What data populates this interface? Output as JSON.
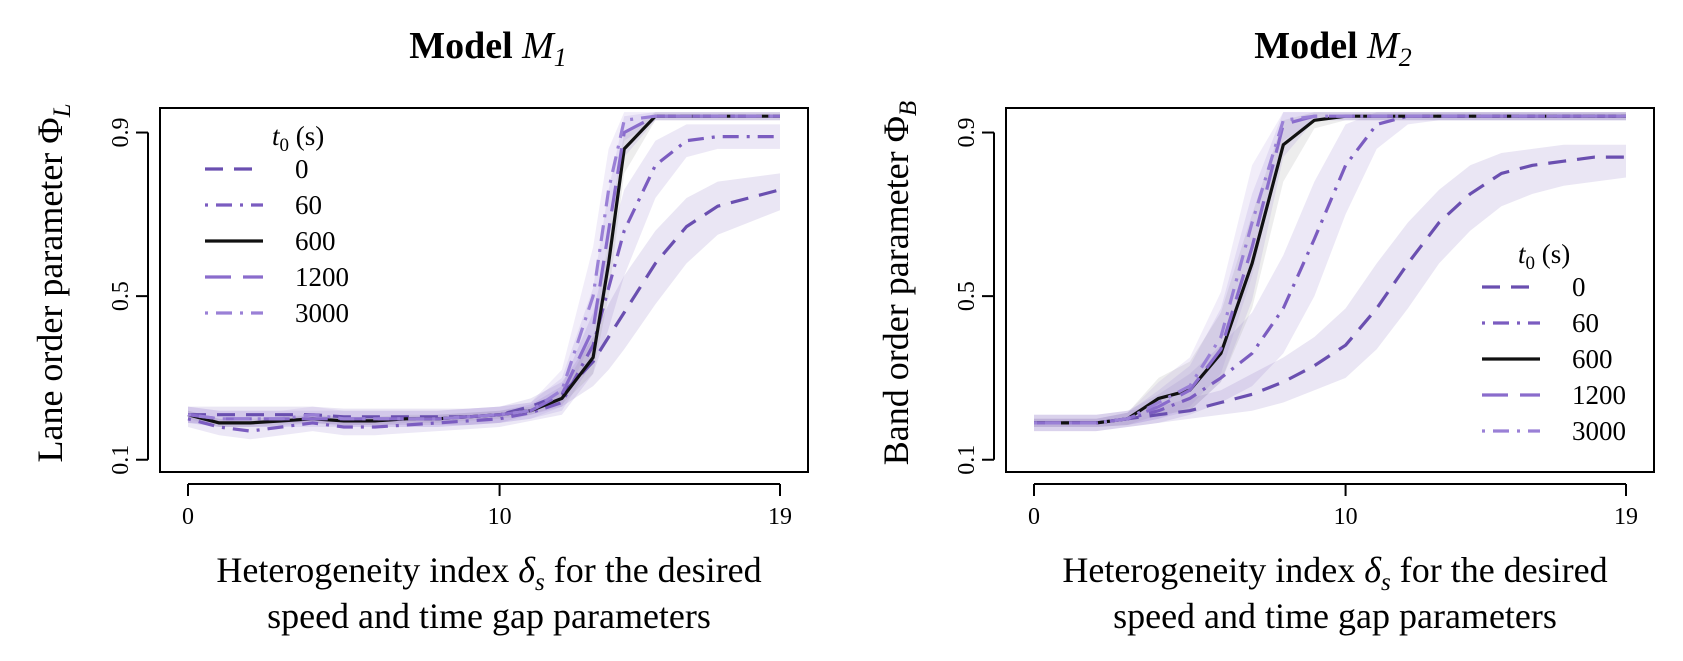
{
  "chart_data": [
    {
      "type": "line",
      "title": {
        "text": "Model ",
        "model": "M",
        "sub": "1"
      },
      "xlabel": {
        "line1_pre": "Heterogeneity index ",
        "delta": "δ",
        "delta_sub": "s",
        "line1_post": " for the desired",
        "line2": "speed and time gap parameters"
      },
      "ylabel": {
        "text": "Lane order parameter ",
        "phi": "Φ",
        "phi_sub": "L"
      },
      "xlim": [
        0,
        19
      ],
      "ylim": [
        0.07,
        0.96
      ],
      "x_ticks": [
        0,
        10,
        19
      ],
      "y_ticks": [
        0.1,
        0.5,
        0.9
      ],
      "grid": false,
      "legend": {
        "placement": "top-left",
        "title_var": "t",
        "title_sub": "0",
        "title_unit": " (s)"
      },
      "x": [
        0,
        1,
        2,
        3,
        4,
        5,
        6,
        7,
        8,
        9,
        10,
        11,
        12,
        13,
        13.5,
        14,
        15,
        16,
        17,
        18,
        19
      ],
      "series": [
        {
          "name": "0",
          "color": "#6a4fb0",
          "dash": "dashed",
          "values": [
            0.21,
            0.21,
            0.21,
            0.21,
            0.21,
            0.205,
            0.205,
            0.205,
            0.205,
            0.205,
            0.21,
            0.23,
            0.26,
            0.34,
            0.4,
            0.46,
            0.58,
            0.67,
            0.72,
            0.74,
            0.76
          ],
          "band_lo": [
            0.19,
            0.19,
            0.19,
            0.19,
            0.19,
            0.185,
            0.185,
            0.185,
            0.185,
            0.185,
            0.19,
            0.21,
            0.23,
            0.28,
            0.32,
            0.37,
            0.48,
            0.58,
            0.65,
            0.68,
            0.71
          ],
          "band_hi": [
            0.23,
            0.23,
            0.23,
            0.23,
            0.23,
            0.225,
            0.225,
            0.225,
            0.225,
            0.225,
            0.23,
            0.25,
            0.29,
            0.4,
            0.48,
            0.55,
            0.66,
            0.74,
            0.78,
            0.79,
            0.8
          ]
        },
        {
          "name": "60",
          "color": "#7b5cc0",
          "dash": "dotdash",
          "values": [
            0.2,
            0.18,
            0.17,
            0.18,
            0.19,
            0.18,
            0.18,
            0.185,
            0.19,
            0.195,
            0.2,
            0.215,
            0.24,
            0.38,
            0.52,
            0.66,
            0.82,
            0.88,
            0.89,
            0.89,
            0.89
          ],
          "band_lo": [
            0.18,
            0.16,
            0.15,
            0.16,
            0.17,
            0.16,
            0.16,
            0.165,
            0.17,
            0.175,
            0.18,
            0.195,
            0.21,
            0.31,
            0.42,
            0.55,
            0.74,
            0.84,
            0.86,
            0.86,
            0.86
          ],
          "band_hi": [
            0.22,
            0.2,
            0.19,
            0.2,
            0.21,
            0.2,
            0.2,
            0.205,
            0.21,
            0.215,
            0.22,
            0.235,
            0.28,
            0.46,
            0.62,
            0.76,
            0.88,
            0.92,
            0.92,
            0.92,
            0.92
          ]
        },
        {
          "name": "600",
          "color": "#111111",
          "dash": "solid",
          "values": [
            0.21,
            0.19,
            0.19,
            0.195,
            0.2,
            0.195,
            0.195,
            0.2,
            0.2,
            0.205,
            0.21,
            0.22,
            0.25,
            0.35,
            0.58,
            0.86,
            0.94,
            0.94,
            0.94,
            0.94,
            0.94
          ],
          "band_lo": [
            0.2,
            0.18,
            0.18,
            0.185,
            0.19,
            0.185,
            0.185,
            0.19,
            0.19,
            0.195,
            0.2,
            0.21,
            0.235,
            0.31,
            0.5,
            0.8,
            0.93,
            0.93,
            0.93,
            0.93,
            0.93
          ],
          "band_hi": [
            0.22,
            0.2,
            0.2,
            0.205,
            0.21,
            0.205,
            0.205,
            0.21,
            0.21,
            0.215,
            0.22,
            0.23,
            0.27,
            0.4,
            0.66,
            0.9,
            0.95,
            0.95,
            0.95,
            0.95,
            0.95
          ]
        },
        {
          "name": "1200",
          "color": "#8a6ccc",
          "dash": "longdash",
          "values": [
            0.21,
            0.2,
            0.2,
            0.2,
            0.2,
            0.2,
            0.2,
            0.2,
            0.2,
            0.205,
            0.21,
            0.22,
            0.26,
            0.42,
            0.66,
            0.9,
            0.94,
            0.94,
            0.94,
            0.94,
            0.94
          ],
          "band_lo": [
            0.19,
            0.18,
            0.18,
            0.18,
            0.18,
            0.18,
            0.18,
            0.18,
            0.18,
            0.185,
            0.19,
            0.2,
            0.22,
            0.34,
            0.56,
            0.84,
            0.93,
            0.93,
            0.93,
            0.93,
            0.93
          ],
          "band_hi": [
            0.23,
            0.22,
            0.22,
            0.22,
            0.22,
            0.22,
            0.22,
            0.22,
            0.22,
            0.225,
            0.23,
            0.24,
            0.3,
            0.52,
            0.76,
            0.94,
            0.95,
            0.95,
            0.95,
            0.95,
            0.95
          ]
        },
        {
          "name": "3000",
          "color": "#9a80d6",
          "dash": "dotdash",
          "values": [
            0.21,
            0.2,
            0.2,
            0.2,
            0.21,
            0.2,
            0.2,
            0.2,
            0.2,
            0.205,
            0.21,
            0.22,
            0.27,
            0.5,
            0.76,
            0.93,
            0.94,
            0.94,
            0.94,
            0.94,
            0.94
          ],
          "band_lo": [
            0.19,
            0.18,
            0.18,
            0.18,
            0.19,
            0.18,
            0.18,
            0.18,
            0.18,
            0.185,
            0.19,
            0.2,
            0.23,
            0.4,
            0.66,
            0.88,
            0.93,
            0.93,
            0.93,
            0.93,
            0.93
          ],
          "band_hi": [
            0.23,
            0.22,
            0.22,
            0.22,
            0.23,
            0.22,
            0.22,
            0.22,
            0.22,
            0.225,
            0.23,
            0.24,
            0.32,
            0.62,
            0.86,
            0.95,
            0.95,
            0.95,
            0.95,
            0.95,
            0.95
          ]
        }
      ]
    },
    {
      "type": "line",
      "title": {
        "text": "Model ",
        "model": "M",
        "sub": "2"
      },
      "xlabel": {
        "line1_pre": "Heterogeneity index ",
        "delta": "δ",
        "delta_sub": "s",
        "line1_post": " for the desired",
        "line2": "speed and time gap parameters"
      },
      "ylabel": {
        "text": "Band order parameter ",
        "phi": "Φ",
        "phi_sub": "B"
      },
      "xlim": [
        0,
        19
      ],
      "ylim": [
        0.07,
        0.96
      ],
      "x_ticks": [
        0,
        10,
        19
      ],
      "y_ticks": [
        0.1,
        0.5,
        0.9
      ],
      "grid": false,
      "legend": {
        "placement": "right",
        "title_var": "t",
        "title_sub": "0",
        "title_unit": " (s)"
      },
      "x": [
        0,
        1,
        2,
        3,
        4,
        5,
        6,
        7,
        8,
        9,
        10,
        11,
        12,
        13,
        14,
        15,
        16,
        17,
        18,
        19
      ],
      "series": [
        {
          "name": "0",
          "color": "#6a4fb0",
          "dash": "dashed",
          "values": [
            0.19,
            0.19,
            0.19,
            0.2,
            0.21,
            0.22,
            0.24,
            0.26,
            0.29,
            0.33,
            0.38,
            0.47,
            0.58,
            0.68,
            0.75,
            0.8,
            0.82,
            0.83,
            0.84,
            0.84
          ],
          "band_lo": [
            0.17,
            0.17,
            0.17,
            0.18,
            0.19,
            0.2,
            0.21,
            0.22,
            0.24,
            0.27,
            0.3,
            0.37,
            0.47,
            0.58,
            0.66,
            0.72,
            0.75,
            0.77,
            0.78,
            0.79
          ],
          "band_hi": [
            0.21,
            0.21,
            0.21,
            0.22,
            0.23,
            0.25,
            0.27,
            0.31,
            0.35,
            0.4,
            0.47,
            0.58,
            0.68,
            0.76,
            0.82,
            0.85,
            0.86,
            0.87,
            0.87,
            0.87
          ]
        },
        {
          "name": "60",
          "color": "#7b5cc0",
          "dash": "dotdash",
          "values": [
            0.19,
            0.19,
            0.19,
            0.2,
            0.22,
            0.25,
            0.3,
            0.36,
            0.47,
            0.64,
            0.82,
            0.92,
            0.94,
            0.94,
            0.94,
            0.94,
            0.94,
            0.94,
            0.94,
            0.94
          ],
          "band_lo": [
            0.17,
            0.17,
            0.17,
            0.18,
            0.19,
            0.21,
            0.24,
            0.28,
            0.36,
            0.5,
            0.7,
            0.86,
            0.92,
            0.93,
            0.93,
            0.93,
            0.93,
            0.93,
            0.93,
            0.93
          ],
          "band_hi": [
            0.21,
            0.21,
            0.21,
            0.22,
            0.26,
            0.31,
            0.38,
            0.46,
            0.6,
            0.78,
            0.92,
            0.95,
            0.95,
            0.95,
            0.95,
            0.95,
            0.95,
            0.95,
            0.95,
            0.95
          ]
        },
        {
          "name": "600",
          "color": "#111111",
          "dash": "solid",
          "values": [
            0.19,
            0.19,
            0.19,
            0.2,
            0.25,
            0.27,
            0.36,
            0.58,
            0.87,
            0.93,
            0.94,
            0.94,
            0.94,
            0.94,
            0.94,
            0.94,
            0.94,
            0.94,
            0.94,
            0.94
          ],
          "band_lo": [
            0.18,
            0.18,
            0.18,
            0.185,
            0.21,
            0.22,
            0.29,
            0.47,
            0.78,
            0.91,
            0.93,
            0.93,
            0.93,
            0.93,
            0.93,
            0.93,
            0.93,
            0.93,
            0.93,
            0.93
          ],
          "band_hi": [
            0.2,
            0.2,
            0.2,
            0.215,
            0.3,
            0.34,
            0.46,
            0.7,
            0.93,
            0.95,
            0.95,
            0.95,
            0.95,
            0.95,
            0.95,
            0.95,
            0.95,
            0.95,
            0.95,
            0.95
          ]
        },
        {
          "name": "1200",
          "color": "#8a6ccc",
          "dash": "longdash",
          "values": [
            0.19,
            0.19,
            0.19,
            0.2,
            0.23,
            0.27,
            0.37,
            0.62,
            0.92,
            0.94,
            0.94,
            0.94,
            0.94,
            0.94,
            0.94,
            0.94,
            0.94,
            0.94,
            0.94,
            0.94
          ],
          "band_lo": [
            0.18,
            0.18,
            0.18,
            0.185,
            0.2,
            0.22,
            0.29,
            0.49,
            0.84,
            0.93,
            0.93,
            0.93,
            0.93,
            0.93,
            0.93,
            0.93,
            0.93,
            0.93,
            0.93,
            0.93
          ],
          "band_hi": [
            0.2,
            0.2,
            0.2,
            0.215,
            0.27,
            0.33,
            0.47,
            0.75,
            0.95,
            0.95,
            0.95,
            0.95,
            0.95,
            0.95,
            0.95,
            0.95,
            0.95,
            0.95,
            0.95,
            0.95
          ]
        },
        {
          "name": "3000",
          "color": "#9a80d6",
          "dash": "dotdash",
          "values": [
            0.19,
            0.19,
            0.19,
            0.2,
            0.24,
            0.28,
            0.4,
            0.68,
            0.93,
            0.94,
            0.94,
            0.94,
            0.94,
            0.94,
            0.94,
            0.94,
            0.94,
            0.94,
            0.94,
            0.94
          ],
          "band_lo": [
            0.18,
            0.18,
            0.18,
            0.185,
            0.2,
            0.23,
            0.31,
            0.55,
            0.88,
            0.93,
            0.93,
            0.93,
            0.93,
            0.93,
            0.93,
            0.93,
            0.93,
            0.93,
            0.93,
            0.93
          ],
          "band_hi": [
            0.2,
            0.2,
            0.2,
            0.215,
            0.29,
            0.35,
            0.51,
            0.82,
            0.95,
            0.95,
            0.95,
            0.95,
            0.95,
            0.95,
            0.95,
            0.95,
            0.95,
            0.95,
            0.95,
            0.95
          ]
        }
      ]
    }
  ]
}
━━━━━━━━━━━━━━━━━━━━
Go over the data above and copy every line that has the word "order" in it.

### Output
        "text": "Lane order parameter ",
        "text": "Band order parameter ",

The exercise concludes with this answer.